◆ Task to carry out
Lay out the lines from the start of the items through the line containing "youtube-logo: YouTube xyxy=(973,743,1047,758)" as a Markdown table with the columns Row and Line, leaving out any blank lines.

Layout annotation items
·····

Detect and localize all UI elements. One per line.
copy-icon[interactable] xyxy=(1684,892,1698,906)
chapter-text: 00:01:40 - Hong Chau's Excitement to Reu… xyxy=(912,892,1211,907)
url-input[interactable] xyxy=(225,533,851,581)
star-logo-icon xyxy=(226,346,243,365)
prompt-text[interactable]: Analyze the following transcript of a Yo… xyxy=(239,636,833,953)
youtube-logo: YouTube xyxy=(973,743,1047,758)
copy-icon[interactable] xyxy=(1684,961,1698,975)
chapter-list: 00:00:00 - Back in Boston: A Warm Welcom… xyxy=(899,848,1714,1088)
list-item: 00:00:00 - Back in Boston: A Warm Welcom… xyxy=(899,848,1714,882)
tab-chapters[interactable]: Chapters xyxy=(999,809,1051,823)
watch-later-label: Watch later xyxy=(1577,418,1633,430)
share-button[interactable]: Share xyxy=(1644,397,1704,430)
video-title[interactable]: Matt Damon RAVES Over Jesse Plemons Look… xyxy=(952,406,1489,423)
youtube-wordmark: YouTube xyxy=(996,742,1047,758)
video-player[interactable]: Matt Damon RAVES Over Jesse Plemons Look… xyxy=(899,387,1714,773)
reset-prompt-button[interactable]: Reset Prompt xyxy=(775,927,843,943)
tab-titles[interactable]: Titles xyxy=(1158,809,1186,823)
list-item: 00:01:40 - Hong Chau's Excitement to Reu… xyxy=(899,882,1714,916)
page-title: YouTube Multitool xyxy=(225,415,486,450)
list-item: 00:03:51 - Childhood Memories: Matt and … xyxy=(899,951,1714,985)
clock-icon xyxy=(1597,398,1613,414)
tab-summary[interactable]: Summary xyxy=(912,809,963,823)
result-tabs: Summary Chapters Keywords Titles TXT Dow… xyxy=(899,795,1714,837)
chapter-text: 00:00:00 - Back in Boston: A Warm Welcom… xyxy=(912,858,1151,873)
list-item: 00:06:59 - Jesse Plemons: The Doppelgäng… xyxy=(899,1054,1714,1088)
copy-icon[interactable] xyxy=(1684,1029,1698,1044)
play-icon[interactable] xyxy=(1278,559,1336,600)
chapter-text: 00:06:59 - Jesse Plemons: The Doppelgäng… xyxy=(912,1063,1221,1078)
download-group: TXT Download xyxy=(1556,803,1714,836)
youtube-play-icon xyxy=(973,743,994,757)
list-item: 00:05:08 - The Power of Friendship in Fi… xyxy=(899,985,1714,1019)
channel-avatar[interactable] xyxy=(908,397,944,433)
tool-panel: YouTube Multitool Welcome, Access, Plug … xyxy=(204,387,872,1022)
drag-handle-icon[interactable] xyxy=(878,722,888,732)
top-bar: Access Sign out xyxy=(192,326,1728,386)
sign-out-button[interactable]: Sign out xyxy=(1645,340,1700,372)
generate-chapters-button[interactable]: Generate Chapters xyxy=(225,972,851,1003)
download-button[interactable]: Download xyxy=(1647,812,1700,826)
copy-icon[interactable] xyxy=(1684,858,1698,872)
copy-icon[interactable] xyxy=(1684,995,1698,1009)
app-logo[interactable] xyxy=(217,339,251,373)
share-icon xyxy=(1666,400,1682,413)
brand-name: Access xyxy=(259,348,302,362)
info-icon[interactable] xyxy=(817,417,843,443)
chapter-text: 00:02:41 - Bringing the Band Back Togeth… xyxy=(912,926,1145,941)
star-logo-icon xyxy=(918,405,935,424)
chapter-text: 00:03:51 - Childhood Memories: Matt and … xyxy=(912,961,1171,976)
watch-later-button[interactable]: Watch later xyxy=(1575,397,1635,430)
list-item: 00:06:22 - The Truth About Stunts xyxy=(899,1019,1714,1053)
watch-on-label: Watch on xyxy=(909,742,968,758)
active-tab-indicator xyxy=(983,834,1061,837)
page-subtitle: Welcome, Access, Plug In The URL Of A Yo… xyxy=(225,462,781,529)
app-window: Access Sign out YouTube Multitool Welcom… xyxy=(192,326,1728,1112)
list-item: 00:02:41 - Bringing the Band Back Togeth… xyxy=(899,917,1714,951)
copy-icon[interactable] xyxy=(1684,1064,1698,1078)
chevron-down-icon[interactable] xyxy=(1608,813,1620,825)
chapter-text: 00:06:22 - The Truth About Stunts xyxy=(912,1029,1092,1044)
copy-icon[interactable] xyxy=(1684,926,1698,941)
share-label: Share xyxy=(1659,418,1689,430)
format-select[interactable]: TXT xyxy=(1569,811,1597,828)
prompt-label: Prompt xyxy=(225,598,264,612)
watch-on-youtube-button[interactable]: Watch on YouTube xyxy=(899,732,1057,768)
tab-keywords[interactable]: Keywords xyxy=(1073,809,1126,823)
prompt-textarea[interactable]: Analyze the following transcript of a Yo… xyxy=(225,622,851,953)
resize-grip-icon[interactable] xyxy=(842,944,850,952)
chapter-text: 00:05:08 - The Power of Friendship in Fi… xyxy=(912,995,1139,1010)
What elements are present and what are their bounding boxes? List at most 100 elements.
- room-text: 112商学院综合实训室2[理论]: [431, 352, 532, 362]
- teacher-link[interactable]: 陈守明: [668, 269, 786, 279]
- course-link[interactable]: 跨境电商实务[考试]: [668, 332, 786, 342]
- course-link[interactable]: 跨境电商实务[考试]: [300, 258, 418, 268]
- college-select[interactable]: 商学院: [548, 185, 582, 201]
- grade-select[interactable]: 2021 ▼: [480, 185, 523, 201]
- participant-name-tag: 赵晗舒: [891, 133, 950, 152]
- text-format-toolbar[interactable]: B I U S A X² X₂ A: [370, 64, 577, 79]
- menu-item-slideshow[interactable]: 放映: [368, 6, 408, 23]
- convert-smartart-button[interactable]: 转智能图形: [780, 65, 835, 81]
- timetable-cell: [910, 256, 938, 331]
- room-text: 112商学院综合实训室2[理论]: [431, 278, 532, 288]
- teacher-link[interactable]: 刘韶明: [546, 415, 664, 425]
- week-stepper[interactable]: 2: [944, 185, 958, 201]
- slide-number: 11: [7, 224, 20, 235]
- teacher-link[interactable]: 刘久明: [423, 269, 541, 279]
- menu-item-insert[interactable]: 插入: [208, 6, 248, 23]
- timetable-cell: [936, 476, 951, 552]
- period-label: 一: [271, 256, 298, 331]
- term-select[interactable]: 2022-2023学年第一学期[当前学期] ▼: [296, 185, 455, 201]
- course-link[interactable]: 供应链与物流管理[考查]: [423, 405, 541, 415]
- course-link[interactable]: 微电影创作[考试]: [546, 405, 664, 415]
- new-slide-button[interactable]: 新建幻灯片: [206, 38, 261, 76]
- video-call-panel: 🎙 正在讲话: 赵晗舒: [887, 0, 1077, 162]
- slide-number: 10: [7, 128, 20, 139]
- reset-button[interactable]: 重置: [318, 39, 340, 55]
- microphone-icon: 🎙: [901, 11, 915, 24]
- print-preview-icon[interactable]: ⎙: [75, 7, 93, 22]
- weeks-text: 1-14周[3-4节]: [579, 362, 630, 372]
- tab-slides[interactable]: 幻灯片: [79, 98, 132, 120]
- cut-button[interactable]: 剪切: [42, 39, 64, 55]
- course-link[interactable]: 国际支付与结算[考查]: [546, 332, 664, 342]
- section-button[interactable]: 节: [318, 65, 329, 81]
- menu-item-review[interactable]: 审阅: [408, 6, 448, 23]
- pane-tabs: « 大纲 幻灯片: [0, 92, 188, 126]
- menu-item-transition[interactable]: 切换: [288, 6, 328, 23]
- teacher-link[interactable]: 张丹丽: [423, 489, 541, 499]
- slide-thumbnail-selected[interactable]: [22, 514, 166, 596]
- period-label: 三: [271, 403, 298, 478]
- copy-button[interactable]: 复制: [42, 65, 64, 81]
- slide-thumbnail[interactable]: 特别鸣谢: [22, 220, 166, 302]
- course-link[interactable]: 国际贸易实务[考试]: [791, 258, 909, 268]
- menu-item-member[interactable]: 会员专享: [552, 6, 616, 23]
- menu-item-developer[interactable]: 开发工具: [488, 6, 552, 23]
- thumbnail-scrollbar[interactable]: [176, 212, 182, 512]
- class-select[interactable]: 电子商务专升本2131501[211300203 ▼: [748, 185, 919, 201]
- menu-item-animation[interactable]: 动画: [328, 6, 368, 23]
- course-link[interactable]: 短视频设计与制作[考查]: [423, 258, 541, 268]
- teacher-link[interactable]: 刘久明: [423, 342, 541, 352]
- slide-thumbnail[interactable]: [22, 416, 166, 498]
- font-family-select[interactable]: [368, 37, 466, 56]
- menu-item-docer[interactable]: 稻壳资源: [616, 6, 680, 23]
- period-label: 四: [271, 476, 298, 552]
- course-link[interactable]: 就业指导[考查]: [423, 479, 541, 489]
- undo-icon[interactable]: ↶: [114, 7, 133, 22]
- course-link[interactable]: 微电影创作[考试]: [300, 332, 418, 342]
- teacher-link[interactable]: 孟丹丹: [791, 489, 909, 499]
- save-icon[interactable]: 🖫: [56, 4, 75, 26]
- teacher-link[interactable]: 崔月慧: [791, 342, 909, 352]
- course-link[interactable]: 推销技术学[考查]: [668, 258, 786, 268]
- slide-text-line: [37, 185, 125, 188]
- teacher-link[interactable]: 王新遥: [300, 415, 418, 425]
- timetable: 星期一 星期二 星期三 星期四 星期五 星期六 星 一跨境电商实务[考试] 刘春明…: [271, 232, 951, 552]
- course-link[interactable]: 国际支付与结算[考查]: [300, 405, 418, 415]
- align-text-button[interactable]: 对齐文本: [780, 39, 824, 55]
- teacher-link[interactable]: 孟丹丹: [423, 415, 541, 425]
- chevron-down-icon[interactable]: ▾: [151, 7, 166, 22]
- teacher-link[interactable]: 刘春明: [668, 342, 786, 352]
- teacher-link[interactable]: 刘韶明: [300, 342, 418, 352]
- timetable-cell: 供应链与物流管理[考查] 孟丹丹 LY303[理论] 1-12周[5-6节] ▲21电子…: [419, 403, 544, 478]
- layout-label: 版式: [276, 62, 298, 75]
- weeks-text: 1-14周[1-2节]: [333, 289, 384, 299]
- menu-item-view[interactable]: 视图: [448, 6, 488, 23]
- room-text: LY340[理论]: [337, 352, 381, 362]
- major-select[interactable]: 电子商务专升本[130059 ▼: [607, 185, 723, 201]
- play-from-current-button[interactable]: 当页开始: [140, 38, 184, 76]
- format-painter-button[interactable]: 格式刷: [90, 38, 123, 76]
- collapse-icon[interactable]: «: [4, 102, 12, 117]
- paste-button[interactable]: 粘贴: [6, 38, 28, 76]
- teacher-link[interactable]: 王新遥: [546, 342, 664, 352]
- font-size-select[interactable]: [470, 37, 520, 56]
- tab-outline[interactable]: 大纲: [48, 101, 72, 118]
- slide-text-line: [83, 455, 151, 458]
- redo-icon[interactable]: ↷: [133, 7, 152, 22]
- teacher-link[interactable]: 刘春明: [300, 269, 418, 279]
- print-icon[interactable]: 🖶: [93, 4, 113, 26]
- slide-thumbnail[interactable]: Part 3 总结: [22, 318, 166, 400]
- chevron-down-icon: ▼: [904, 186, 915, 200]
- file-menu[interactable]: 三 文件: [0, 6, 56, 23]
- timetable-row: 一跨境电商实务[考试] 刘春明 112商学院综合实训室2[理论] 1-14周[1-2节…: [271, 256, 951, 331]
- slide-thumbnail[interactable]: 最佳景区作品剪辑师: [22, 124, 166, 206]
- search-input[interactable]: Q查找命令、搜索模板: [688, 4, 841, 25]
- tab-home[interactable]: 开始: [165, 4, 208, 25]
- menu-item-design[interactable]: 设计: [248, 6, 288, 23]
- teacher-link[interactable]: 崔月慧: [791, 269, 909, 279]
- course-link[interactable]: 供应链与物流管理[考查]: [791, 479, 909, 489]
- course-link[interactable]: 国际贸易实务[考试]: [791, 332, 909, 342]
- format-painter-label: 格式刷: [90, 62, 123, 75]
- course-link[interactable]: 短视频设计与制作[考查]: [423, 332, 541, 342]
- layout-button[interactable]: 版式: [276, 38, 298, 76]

·····

◆ Reply to the task
| Row | Line |
|---|---|
| 1 | Detect and localize all UI elements. One per line. |
| 2 | copy-icon[interactable] xyxy=(1684,892,1698,906) |
| 3 | chapter-text: 00:01:40 - Hong Chau's Excitement to Reu… xyxy=(912,892,1211,907) |
| 4 | url-input[interactable] xyxy=(225,533,851,581) |
| 5 | star-logo-icon xyxy=(226,346,243,365) |
| 6 | prompt-text[interactable]: Analyze the following transcript of a Yo… xyxy=(239,636,833,953) |
| 7 | youtube-logo: YouTube xyxy=(973,743,1047,758) |